■ **GIVEN PROBLEM**
Find each line containing the string "name" and return it.

■ **DATASET EXTRACT**
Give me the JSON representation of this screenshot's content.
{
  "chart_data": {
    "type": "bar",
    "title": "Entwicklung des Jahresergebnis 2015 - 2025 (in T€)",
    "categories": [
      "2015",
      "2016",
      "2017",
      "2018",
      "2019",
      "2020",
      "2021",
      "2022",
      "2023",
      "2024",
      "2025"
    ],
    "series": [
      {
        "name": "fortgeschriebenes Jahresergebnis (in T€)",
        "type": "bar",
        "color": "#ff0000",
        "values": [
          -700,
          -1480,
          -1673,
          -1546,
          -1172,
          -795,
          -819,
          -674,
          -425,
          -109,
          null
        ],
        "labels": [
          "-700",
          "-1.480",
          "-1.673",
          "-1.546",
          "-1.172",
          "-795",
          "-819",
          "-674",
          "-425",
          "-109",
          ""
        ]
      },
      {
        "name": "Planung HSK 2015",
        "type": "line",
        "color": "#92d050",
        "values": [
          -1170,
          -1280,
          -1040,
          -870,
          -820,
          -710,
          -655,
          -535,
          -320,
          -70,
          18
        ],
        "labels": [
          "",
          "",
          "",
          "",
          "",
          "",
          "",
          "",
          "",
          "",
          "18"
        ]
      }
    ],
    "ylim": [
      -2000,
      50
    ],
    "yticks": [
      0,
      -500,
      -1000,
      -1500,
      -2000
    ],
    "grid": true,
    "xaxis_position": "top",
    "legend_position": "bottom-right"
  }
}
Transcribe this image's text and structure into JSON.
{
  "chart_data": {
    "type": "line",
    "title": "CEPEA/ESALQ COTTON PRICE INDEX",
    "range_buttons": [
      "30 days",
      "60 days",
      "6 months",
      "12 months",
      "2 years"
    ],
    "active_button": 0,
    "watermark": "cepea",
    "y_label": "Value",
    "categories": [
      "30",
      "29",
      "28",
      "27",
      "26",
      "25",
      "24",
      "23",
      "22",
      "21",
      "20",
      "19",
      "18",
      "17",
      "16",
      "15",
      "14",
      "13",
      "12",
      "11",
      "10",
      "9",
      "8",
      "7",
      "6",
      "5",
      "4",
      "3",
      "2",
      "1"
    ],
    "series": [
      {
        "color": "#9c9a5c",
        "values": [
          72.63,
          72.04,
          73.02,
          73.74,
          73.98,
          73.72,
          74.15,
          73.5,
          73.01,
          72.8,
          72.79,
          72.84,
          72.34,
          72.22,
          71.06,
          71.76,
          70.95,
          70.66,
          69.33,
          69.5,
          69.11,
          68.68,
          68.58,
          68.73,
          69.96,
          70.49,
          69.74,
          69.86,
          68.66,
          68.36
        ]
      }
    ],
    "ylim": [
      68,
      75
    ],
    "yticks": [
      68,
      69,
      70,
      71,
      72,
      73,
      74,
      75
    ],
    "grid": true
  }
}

■ **SOLUTION FOR THIS PROBLEM**
        "name": "fortgeschriebenes Jahresergebnis (in T€)",
        "name": "Planung HSK 2015",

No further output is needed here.